Only a number is wanted: how many lines in the records below contain "this"?

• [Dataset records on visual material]
================================

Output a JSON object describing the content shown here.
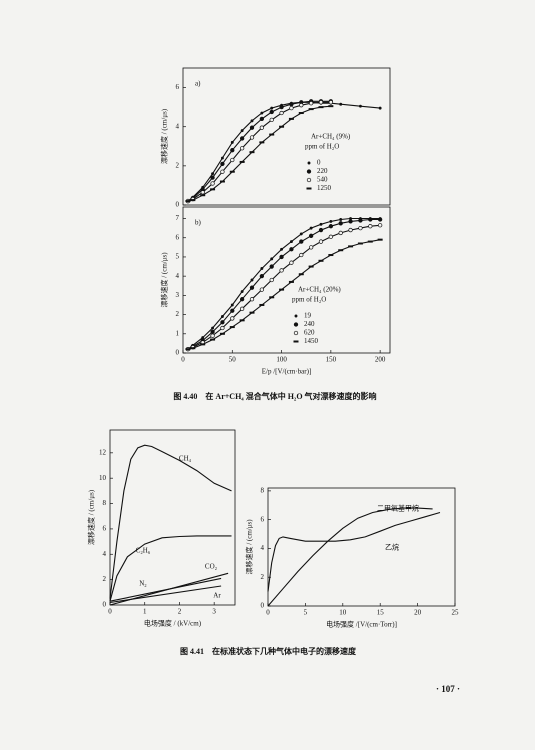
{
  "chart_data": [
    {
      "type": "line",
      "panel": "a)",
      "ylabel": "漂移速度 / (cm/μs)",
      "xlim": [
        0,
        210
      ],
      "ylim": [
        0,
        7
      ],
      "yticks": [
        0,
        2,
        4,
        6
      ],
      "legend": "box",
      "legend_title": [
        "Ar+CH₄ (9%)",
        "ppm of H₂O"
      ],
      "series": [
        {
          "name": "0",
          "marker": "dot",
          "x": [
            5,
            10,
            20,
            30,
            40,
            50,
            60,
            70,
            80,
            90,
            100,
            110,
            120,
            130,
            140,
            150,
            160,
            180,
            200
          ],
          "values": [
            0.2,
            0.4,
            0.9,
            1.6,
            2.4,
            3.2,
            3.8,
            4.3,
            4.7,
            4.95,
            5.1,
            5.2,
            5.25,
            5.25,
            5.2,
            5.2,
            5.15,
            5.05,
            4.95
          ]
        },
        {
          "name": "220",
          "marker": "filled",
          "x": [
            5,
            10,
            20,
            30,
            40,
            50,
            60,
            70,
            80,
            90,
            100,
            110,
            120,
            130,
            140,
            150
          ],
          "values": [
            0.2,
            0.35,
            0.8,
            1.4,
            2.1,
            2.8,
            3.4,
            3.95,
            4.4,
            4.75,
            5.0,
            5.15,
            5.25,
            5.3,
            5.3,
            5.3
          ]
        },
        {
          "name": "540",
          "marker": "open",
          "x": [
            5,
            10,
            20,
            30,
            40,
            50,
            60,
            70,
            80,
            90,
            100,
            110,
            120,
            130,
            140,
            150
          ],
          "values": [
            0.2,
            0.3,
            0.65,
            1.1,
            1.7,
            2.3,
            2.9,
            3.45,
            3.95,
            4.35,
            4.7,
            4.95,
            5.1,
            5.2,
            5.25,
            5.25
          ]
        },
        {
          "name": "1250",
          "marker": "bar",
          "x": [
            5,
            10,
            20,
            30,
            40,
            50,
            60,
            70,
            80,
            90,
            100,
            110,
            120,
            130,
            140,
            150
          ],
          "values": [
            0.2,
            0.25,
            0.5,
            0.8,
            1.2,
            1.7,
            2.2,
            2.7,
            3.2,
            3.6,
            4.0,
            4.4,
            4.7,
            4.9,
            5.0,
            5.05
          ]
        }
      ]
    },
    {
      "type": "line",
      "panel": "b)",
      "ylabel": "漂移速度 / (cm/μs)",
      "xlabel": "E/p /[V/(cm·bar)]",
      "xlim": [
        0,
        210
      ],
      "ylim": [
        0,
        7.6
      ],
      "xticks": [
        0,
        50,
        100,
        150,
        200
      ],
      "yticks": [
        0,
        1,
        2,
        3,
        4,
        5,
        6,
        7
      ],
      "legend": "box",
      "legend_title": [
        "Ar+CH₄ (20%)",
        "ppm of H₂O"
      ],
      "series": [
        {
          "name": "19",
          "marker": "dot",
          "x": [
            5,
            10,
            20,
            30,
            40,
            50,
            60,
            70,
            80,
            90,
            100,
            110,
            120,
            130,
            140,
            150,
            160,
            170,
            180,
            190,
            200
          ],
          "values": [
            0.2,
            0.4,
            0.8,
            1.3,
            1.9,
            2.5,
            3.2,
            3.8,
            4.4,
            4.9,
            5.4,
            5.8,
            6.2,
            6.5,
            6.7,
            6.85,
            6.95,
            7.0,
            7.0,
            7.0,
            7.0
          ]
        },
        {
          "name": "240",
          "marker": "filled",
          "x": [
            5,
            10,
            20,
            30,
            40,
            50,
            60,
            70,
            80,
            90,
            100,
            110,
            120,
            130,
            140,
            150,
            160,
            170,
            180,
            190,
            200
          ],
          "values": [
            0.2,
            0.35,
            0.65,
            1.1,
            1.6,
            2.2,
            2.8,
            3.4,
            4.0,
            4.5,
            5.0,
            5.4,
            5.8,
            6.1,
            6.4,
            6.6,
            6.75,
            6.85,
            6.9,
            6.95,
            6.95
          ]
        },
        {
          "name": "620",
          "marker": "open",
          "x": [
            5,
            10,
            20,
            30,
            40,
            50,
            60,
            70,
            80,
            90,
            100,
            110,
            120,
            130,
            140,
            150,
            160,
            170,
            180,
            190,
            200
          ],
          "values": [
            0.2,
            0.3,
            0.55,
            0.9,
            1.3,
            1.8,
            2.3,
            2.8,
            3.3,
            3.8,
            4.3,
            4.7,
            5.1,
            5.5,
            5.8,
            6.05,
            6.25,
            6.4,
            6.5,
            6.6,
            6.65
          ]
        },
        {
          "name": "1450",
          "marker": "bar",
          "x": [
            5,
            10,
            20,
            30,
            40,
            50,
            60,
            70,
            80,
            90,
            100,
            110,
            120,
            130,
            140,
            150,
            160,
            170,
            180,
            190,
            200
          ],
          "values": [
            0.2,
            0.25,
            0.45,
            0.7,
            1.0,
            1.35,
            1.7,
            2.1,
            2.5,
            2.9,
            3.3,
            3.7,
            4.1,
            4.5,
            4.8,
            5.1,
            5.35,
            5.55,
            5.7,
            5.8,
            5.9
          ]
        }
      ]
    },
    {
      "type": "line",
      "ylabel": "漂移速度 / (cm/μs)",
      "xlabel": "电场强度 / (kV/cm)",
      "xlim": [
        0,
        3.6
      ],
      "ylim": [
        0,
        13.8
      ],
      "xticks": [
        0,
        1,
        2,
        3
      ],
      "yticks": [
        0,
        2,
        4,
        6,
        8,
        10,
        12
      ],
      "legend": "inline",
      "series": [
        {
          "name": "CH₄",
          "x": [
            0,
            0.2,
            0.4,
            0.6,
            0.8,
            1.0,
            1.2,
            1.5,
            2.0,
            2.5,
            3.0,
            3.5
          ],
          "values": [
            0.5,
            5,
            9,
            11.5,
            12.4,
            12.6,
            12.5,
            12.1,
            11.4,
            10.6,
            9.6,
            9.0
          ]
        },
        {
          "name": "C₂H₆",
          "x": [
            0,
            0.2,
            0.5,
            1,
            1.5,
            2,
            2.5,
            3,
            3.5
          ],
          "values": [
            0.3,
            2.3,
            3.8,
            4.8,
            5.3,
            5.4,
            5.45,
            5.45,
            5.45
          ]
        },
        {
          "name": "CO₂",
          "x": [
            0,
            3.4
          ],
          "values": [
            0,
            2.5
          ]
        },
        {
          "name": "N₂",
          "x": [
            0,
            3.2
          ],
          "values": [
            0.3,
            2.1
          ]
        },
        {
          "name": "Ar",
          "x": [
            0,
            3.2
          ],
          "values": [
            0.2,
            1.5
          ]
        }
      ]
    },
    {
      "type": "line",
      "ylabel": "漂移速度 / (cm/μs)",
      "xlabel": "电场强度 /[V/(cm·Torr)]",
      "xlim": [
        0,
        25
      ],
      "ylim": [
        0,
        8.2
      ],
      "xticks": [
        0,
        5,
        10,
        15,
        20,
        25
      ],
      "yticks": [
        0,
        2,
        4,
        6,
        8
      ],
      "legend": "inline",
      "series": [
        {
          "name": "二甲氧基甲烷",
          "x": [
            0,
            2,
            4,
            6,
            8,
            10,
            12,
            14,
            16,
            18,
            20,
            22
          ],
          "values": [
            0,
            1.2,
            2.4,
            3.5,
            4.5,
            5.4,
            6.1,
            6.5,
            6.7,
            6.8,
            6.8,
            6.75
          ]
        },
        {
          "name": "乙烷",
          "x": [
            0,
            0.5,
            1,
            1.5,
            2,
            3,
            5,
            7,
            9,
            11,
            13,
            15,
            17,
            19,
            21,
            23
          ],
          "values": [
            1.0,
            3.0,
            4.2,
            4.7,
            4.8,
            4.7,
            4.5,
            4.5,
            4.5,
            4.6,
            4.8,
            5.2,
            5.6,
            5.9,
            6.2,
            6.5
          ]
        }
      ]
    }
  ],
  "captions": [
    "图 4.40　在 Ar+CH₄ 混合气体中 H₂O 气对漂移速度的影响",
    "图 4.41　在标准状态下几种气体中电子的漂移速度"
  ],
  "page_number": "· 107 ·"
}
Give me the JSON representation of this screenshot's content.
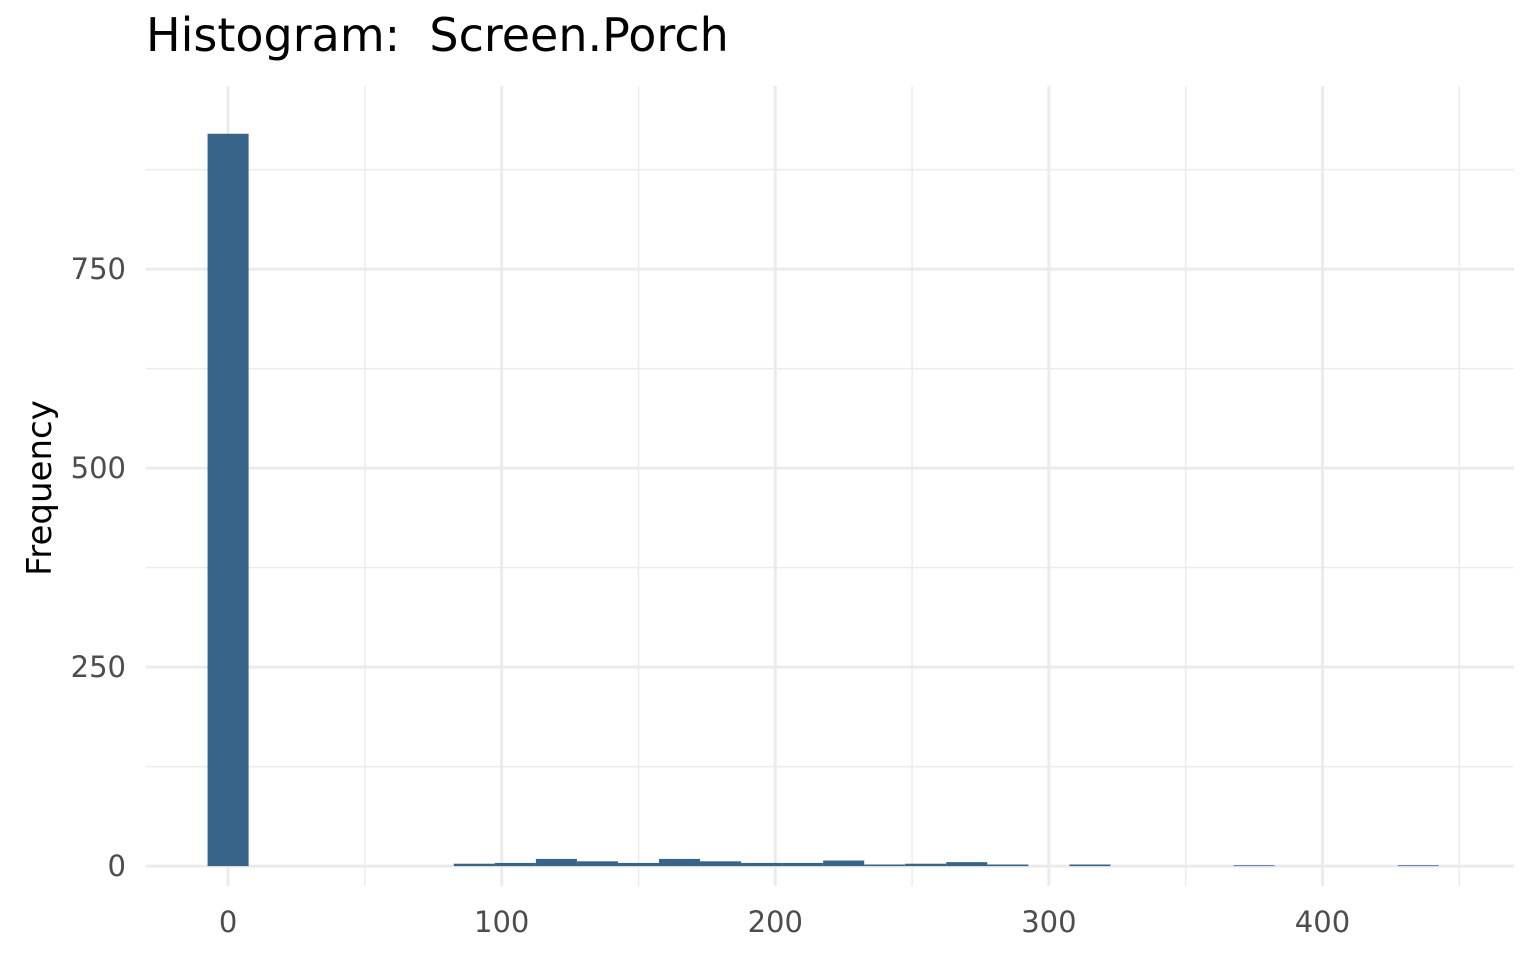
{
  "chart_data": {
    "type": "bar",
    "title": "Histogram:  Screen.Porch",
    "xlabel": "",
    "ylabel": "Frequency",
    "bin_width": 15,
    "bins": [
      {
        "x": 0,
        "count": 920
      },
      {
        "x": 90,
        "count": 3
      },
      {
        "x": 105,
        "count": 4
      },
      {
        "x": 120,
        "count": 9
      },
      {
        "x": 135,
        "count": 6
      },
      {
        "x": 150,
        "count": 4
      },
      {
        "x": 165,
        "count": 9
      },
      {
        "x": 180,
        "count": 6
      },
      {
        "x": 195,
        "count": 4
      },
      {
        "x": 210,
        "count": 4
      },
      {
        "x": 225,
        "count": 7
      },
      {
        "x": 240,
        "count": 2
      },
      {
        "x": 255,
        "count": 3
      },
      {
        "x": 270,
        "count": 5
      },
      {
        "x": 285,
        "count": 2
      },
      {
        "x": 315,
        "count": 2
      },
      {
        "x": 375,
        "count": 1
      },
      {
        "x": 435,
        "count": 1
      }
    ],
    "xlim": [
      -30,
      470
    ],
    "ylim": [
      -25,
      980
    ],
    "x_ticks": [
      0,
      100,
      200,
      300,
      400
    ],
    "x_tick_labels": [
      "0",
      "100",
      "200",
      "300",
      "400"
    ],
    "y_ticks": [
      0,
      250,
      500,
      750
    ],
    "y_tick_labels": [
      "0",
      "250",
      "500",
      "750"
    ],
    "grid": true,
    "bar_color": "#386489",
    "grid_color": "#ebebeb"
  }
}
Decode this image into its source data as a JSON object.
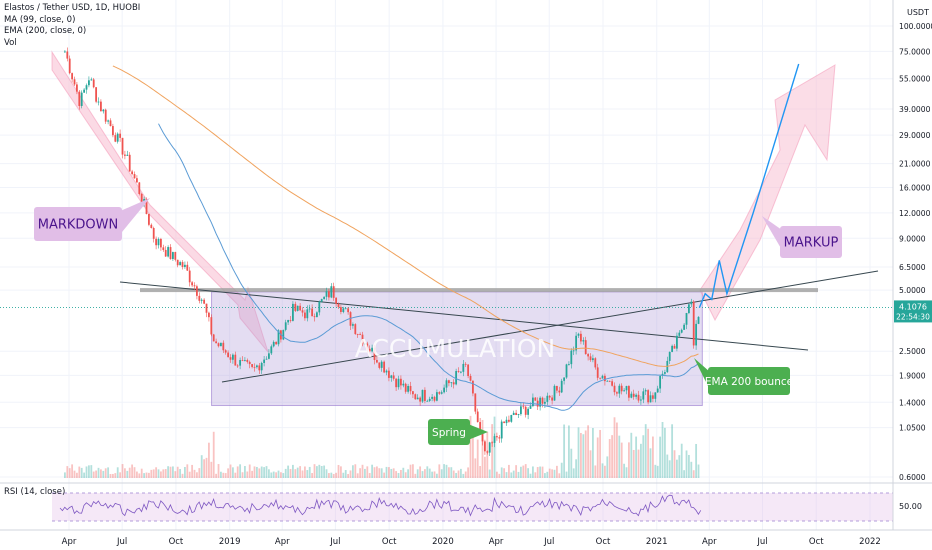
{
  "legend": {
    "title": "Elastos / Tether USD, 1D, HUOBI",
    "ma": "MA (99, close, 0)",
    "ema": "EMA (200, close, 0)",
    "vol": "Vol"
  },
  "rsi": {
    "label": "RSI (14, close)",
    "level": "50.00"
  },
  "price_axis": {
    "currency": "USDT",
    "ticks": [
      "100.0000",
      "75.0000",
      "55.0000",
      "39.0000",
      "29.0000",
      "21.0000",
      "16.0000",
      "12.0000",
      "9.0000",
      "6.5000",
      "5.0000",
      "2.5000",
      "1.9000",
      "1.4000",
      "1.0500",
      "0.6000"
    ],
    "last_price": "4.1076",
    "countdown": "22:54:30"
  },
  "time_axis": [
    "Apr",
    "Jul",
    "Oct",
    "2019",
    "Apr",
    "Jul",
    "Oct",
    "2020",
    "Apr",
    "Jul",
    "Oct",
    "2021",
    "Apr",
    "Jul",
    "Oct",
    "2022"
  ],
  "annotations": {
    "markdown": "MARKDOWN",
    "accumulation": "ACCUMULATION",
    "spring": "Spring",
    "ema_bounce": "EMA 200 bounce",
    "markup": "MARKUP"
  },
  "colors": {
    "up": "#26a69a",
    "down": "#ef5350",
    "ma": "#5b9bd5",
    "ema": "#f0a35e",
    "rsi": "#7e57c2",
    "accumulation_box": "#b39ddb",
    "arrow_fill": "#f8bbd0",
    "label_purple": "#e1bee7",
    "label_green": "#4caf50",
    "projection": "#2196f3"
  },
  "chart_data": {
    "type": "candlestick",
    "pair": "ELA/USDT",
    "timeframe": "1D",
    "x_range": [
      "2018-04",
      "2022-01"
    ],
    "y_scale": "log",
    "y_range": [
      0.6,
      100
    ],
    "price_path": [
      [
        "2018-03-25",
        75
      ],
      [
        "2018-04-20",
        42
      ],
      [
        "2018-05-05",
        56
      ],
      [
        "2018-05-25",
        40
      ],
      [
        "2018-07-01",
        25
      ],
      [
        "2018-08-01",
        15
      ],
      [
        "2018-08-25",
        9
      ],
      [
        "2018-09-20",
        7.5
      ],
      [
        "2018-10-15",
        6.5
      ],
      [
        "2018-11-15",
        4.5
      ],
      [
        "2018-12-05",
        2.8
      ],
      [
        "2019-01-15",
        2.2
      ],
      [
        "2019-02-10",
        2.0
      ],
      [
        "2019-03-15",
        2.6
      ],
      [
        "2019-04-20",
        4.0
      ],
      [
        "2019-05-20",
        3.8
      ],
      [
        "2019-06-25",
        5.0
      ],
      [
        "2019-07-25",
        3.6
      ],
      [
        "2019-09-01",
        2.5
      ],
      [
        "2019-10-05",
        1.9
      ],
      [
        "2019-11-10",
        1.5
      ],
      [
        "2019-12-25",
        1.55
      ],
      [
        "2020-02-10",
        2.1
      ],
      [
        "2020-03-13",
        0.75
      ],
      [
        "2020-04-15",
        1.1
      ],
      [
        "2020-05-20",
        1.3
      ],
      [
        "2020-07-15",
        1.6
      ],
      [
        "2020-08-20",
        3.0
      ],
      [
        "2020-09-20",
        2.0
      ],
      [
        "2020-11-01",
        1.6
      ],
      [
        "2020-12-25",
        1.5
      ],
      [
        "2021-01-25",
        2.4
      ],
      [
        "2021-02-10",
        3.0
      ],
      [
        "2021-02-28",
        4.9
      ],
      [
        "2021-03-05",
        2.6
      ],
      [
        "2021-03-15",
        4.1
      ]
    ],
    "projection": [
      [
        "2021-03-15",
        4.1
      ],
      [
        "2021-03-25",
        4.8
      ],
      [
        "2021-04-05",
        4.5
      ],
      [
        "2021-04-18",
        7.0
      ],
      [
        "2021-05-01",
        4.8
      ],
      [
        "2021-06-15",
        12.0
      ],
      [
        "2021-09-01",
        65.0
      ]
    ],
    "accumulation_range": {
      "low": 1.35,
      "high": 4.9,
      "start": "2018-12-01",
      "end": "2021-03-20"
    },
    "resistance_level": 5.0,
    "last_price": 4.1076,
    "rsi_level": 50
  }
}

================================

• [WRITTEN ANSWER] 2